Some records

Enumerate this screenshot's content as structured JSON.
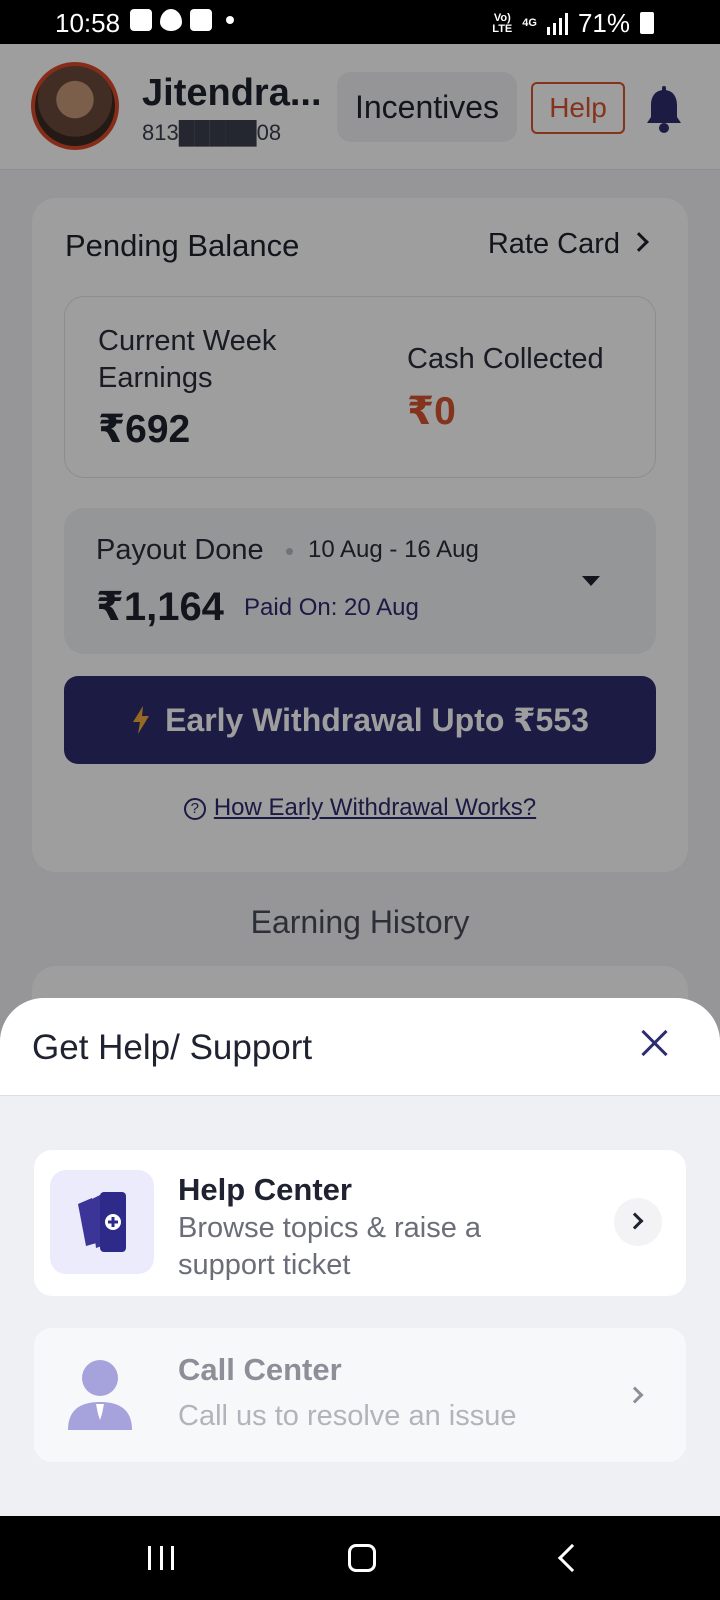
{
  "status_bar": {
    "time": "10:58",
    "network_top": "Vo)",
    "network_bottom": "LTE",
    "data_type": "4G",
    "battery": "71%"
  },
  "header": {
    "driver_name": "Jitendra...",
    "phone": "813█████08",
    "incentives_label": "Incentives",
    "help_label": "Help"
  },
  "balance": {
    "title": "Pending Balance",
    "rate_card_label": "Rate Card",
    "current_week_label": "Current Week Earnings",
    "current_week_value": "₹692",
    "cash_collected_label": "Cash Collected",
    "cash_collected_value": "₹0"
  },
  "payout": {
    "label": "Payout Done",
    "date_range": "10 Aug - 16 Aug",
    "amount": "₹1,164",
    "paid_on": "Paid On: 20 Aug"
  },
  "early_withdrawal": {
    "button_label": "Early Withdrawal Upto ₹553",
    "help_link": "How Early Withdrawal Works?"
  },
  "earning_history_title": "Earning History",
  "sheet": {
    "title": "Get Help/ Support",
    "options": [
      {
        "title": "Help Center",
        "description": "Browse topics & raise a support ticket"
      },
      {
        "title": "Call Center",
        "description": "Call us to resolve an issue"
      }
    ]
  },
  "colors": {
    "brand_navy": "#2c2c6e",
    "accent_orange": "#d6532f",
    "icon_lavender": "#ecebfb"
  }
}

> Task directions: Quote the material word for word, dropping any images it holds.

> Task solution:
Enumerate this screenshot's content as structured JSON.
{
  "status_bar": {
    "time": "10:58",
    "network_top": "Vo)",
    "network_bottom": "LTE",
    "data_type": "4G",
    "battery": "71%"
  },
  "header": {
    "driver_name": "Jitendra...",
    "phone": "813█████08",
    "incentives_label": "Incentives",
    "help_label": "Help"
  },
  "balance": {
    "title": "Pending Balance",
    "rate_card_label": "Rate Card",
    "current_week_label": "Current Week Earnings",
    "current_week_value": "₹692",
    "cash_collected_label": "Cash Collected",
    "cash_collected_value": "₹0"
  },
  "payout": {
    "label": "Payout Done",
    "date_range": "10 Aug - 16 Aug",
    "amount": "₹1,164",
    "paid_on": "Paid On: 20 Aug"
  },
  "early_withdrawal": {
    "button_label": "Early Withdrawal Upto ₹553",
    "help_link": "How Early Withdrawal Works?"
  },
  "earning_history_title": "Earning History",
  "sheet": {
    "title": "Get Help/ Support",
    "options": [
      {
        "title": "Help Center",
        "description": "Browse topics & raise a support ticket"
      },
      {
        "title": "Call Center",
        "description": "Call us to resolve an issue"
      }
    ]
  },
  "colors": {
    "brand_navy": "#2c2c6e",
    "accent_orange": "#d6532f",
    "icon_lavender": "#ecebfb"
  }
}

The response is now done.